Exercise aim
Find the lines that hold "Project". Report only how many there are.
───── Material provided
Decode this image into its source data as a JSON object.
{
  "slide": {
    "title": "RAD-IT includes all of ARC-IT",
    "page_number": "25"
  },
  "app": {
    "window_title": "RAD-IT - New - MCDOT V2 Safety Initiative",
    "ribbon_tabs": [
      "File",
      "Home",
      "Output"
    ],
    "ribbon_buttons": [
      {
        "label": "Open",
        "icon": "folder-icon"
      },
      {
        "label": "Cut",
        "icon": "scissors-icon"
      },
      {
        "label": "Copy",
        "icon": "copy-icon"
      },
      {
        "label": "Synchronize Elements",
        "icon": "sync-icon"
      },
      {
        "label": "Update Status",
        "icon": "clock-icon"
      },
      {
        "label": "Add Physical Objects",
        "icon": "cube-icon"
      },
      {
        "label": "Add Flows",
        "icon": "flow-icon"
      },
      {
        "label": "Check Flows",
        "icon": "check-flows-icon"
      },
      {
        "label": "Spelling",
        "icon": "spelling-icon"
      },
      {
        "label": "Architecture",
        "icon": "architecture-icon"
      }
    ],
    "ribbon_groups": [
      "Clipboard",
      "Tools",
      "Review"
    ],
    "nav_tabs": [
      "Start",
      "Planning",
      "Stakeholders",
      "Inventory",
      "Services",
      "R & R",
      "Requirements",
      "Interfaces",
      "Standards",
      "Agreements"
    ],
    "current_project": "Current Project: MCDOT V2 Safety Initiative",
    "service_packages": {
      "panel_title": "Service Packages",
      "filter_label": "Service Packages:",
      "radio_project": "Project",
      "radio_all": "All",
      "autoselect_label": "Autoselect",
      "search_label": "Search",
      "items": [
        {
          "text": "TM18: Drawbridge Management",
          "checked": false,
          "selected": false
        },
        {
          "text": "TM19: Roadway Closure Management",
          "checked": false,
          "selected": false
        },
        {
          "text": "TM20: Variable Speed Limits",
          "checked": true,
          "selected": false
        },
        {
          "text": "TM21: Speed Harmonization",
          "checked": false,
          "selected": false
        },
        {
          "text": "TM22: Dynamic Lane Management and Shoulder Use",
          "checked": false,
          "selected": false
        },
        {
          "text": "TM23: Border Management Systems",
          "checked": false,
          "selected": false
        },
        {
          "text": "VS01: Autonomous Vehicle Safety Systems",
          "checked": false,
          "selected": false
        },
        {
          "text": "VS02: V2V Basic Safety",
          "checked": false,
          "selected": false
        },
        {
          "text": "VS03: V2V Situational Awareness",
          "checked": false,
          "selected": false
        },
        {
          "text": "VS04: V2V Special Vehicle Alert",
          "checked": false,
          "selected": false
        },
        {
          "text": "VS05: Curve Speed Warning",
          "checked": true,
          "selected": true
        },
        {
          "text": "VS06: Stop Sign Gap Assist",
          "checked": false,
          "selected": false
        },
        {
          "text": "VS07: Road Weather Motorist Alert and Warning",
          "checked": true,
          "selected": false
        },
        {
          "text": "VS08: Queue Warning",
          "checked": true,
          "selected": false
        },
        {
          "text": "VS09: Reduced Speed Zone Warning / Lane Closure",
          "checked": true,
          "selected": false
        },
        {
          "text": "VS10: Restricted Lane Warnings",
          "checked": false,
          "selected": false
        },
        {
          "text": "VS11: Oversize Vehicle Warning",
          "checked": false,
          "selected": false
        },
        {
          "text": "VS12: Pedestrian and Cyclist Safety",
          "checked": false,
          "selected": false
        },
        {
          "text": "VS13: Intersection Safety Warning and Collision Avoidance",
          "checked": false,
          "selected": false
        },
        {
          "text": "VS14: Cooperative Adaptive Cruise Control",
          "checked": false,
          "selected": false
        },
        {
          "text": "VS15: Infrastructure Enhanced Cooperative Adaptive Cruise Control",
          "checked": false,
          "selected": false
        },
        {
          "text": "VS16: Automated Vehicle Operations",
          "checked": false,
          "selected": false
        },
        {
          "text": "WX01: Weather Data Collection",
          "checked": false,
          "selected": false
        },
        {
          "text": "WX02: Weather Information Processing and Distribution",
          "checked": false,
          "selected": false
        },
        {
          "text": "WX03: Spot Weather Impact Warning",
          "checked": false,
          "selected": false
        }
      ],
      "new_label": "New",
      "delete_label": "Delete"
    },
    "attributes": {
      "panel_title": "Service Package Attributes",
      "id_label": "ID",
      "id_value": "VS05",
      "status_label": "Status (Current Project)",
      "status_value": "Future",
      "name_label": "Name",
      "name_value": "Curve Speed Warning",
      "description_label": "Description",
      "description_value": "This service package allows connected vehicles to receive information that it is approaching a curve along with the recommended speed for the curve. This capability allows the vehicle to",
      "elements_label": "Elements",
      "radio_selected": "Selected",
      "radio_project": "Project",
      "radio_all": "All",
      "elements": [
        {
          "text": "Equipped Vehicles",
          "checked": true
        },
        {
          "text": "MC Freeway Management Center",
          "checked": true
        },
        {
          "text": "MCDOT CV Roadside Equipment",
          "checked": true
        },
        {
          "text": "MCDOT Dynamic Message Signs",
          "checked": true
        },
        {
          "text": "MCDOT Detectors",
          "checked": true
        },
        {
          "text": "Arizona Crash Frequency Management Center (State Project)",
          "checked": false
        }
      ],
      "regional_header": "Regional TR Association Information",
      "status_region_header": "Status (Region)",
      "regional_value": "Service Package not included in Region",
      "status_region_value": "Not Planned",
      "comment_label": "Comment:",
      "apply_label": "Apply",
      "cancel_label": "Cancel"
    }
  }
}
──────────
Task response
5